Below are the records. Count the lines containing the string "true", and reply with the number alone.

### RECORDS FOR THIS EXERCISE
.....
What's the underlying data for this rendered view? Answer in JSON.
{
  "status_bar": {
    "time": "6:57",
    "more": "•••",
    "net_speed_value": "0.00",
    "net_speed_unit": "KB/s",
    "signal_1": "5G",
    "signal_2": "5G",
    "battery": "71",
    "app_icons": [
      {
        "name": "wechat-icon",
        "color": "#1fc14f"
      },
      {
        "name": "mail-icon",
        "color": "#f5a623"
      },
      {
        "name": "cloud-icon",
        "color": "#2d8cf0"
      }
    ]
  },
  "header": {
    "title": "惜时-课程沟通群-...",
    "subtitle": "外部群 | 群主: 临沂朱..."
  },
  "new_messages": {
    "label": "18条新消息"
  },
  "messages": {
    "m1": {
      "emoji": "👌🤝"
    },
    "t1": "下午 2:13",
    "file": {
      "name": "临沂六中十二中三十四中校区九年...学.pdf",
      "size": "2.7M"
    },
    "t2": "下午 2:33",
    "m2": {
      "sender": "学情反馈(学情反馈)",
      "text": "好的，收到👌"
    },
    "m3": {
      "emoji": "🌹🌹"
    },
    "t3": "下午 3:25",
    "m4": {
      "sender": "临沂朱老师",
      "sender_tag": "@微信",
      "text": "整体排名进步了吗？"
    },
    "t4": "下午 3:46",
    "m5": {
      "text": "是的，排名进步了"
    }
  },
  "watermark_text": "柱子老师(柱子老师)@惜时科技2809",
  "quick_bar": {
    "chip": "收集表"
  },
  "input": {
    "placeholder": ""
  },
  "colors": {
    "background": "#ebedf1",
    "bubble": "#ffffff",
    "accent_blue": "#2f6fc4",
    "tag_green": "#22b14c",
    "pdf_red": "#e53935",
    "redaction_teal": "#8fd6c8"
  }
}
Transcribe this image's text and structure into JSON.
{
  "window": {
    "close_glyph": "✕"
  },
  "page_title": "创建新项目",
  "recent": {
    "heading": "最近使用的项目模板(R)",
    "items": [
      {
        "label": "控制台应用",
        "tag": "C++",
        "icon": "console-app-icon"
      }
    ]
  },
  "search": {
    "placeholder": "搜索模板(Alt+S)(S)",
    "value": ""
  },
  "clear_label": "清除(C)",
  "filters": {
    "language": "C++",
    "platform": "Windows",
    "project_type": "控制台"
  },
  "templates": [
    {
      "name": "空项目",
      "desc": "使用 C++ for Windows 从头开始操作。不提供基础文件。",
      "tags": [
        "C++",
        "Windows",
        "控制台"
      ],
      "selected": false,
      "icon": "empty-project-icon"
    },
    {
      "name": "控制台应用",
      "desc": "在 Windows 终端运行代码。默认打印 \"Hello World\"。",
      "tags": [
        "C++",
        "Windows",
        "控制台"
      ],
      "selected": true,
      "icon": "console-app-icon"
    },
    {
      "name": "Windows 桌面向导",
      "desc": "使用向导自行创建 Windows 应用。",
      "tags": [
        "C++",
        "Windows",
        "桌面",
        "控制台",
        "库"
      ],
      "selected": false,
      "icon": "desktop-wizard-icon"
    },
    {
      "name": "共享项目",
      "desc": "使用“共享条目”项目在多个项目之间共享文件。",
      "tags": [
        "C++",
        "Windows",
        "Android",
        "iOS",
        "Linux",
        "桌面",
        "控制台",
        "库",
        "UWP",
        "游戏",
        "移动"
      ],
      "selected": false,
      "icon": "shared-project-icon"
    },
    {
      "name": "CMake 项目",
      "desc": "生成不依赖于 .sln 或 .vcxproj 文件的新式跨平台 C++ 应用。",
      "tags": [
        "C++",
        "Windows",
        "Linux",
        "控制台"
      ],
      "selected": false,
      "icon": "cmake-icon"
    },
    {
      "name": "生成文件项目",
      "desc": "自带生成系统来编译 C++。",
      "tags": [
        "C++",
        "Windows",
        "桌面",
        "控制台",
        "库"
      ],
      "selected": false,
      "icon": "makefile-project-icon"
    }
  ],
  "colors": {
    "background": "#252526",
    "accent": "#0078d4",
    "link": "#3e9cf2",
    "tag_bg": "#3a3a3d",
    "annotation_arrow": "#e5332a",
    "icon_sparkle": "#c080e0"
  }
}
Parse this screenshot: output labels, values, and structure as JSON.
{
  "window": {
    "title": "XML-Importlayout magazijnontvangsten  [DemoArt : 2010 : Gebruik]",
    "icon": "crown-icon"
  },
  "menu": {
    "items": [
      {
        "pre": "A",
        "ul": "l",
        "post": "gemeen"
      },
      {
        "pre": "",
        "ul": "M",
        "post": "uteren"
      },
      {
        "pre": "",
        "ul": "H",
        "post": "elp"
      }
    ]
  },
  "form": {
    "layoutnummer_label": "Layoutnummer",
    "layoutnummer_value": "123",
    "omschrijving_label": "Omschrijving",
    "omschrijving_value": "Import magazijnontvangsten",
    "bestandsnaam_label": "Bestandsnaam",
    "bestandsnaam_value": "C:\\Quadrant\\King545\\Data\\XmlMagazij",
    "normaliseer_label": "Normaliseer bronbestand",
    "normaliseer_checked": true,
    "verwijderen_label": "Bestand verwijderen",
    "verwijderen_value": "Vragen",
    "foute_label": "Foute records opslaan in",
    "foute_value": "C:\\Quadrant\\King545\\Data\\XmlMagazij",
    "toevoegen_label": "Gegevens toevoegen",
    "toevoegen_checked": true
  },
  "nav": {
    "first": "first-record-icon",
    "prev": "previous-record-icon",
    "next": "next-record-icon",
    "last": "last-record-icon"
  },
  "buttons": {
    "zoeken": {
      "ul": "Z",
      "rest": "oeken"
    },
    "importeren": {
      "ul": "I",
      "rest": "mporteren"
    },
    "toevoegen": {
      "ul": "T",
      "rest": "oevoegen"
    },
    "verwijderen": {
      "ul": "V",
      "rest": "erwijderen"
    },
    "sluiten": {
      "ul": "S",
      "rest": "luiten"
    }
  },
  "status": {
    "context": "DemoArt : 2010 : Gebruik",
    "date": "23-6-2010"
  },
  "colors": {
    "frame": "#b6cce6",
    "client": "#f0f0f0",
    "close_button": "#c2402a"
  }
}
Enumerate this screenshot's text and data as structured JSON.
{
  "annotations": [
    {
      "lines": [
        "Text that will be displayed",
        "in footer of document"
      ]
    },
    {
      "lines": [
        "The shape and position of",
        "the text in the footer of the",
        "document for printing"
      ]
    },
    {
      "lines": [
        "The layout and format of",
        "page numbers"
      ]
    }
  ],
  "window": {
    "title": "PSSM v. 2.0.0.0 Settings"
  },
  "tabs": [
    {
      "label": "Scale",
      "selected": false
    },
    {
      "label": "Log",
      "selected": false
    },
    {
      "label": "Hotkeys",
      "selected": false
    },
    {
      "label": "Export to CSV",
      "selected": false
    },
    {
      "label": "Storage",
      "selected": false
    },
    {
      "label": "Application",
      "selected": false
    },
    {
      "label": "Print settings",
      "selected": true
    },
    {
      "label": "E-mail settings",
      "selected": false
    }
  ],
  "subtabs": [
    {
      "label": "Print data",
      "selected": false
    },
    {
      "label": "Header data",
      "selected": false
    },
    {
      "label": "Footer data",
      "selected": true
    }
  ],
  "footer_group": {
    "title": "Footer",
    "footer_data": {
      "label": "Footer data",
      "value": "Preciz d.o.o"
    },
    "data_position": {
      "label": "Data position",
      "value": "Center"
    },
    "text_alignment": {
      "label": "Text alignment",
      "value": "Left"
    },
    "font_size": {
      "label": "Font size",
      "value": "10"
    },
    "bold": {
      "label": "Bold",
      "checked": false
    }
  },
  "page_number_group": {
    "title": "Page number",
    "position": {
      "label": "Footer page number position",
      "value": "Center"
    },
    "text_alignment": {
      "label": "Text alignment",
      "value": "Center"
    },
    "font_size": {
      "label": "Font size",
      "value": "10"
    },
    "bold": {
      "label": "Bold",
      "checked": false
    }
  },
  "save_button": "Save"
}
.....
### WRITTEN REPLY
5